Instruction — Will you write out all the entries below exactly?

(Collected data entries)
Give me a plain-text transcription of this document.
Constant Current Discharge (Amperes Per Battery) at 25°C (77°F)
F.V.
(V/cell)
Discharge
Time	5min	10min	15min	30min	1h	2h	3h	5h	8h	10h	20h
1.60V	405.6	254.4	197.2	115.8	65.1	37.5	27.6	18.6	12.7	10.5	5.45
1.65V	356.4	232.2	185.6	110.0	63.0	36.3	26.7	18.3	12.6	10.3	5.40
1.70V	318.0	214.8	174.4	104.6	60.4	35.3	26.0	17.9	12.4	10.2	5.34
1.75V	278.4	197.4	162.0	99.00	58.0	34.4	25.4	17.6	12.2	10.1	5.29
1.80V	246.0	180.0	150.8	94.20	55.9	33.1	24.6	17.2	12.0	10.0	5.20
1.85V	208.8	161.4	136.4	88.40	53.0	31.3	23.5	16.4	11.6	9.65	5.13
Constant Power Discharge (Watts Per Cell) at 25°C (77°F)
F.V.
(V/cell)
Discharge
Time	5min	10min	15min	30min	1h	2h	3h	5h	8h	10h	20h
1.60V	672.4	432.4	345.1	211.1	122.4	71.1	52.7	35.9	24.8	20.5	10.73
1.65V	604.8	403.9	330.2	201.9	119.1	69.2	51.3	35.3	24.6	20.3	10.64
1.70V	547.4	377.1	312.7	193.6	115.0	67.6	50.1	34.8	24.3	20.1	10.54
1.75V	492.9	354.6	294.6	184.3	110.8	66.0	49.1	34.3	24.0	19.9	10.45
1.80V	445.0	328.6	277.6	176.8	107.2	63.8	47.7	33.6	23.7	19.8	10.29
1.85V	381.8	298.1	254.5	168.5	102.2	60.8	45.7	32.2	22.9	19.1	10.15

Task response —
Give me a plain-text transcription of this document.
Constant Current Discharge (Amperes Per Battery) at 25°C (77°F)
F.V.
(V/cell)
Discharge
Time	5min	10min	15min	30min	1h	2h	3h	5h	8h	10h	20h
1.60V	405.6	254.4	197.2	115.8	65.1	37.5	27.6	18.6	12.7	10.5	5.45
1.65V	356.4	232.2	185.6	110.0	63.0	36.3	26.7	18.3	12.6	10.3	5.40
1.70V	318.0	214.8	174.4	104.6	60.4	35.3	26.0	17.9	12.4	10.2	5.34
1.75V	278.4	197.4	162.0	99.00	58.0	34.4	25.4	17.6	12.2	10.1	5.29
1.80V	246.0	180.0	150.8	94.20	55.9	33.1	24.6	17.2	12.0	10.0	5.20
1.85V	208.8	161.4	136.4	88.40	53.0	31.3	23.5	16.4	11.6	9.65	5.13
Constant Power Discharge (Watts Per Cell) at 25°C (77°F)
F.V.
(V/cell)
Discharge
Time	5min	10min	15min	30min	1h	2h	3h	5h	8h	10h	20h
1.60V	672.4	432.4	345.1	211.1	122.4	71.1	52.7	35.9	24.8	20.5	10.73
1.65V	604.8	403.9	330.2	201.9	119.1	69.2	51.3	35.3	24.6	20.3	10.64
1.70V	547.4	377.1	312.7	193.6	115.0	67.6	50.1	34.8	24.3	20.1	10.54
1.75V	492.9	354.6	294.6	184.3	110.8	66.0	49.1	34.3	24.0	19.9	10.45
1.80V	445.0	328.6	277.6	176.8	107.2	63.8	47.7	33.6	23.7	19.8	10.29
1.85V	381.8	298.1	254.5	168.5	102.2	60.8	45.7	32.2	22.9	19.1	10.15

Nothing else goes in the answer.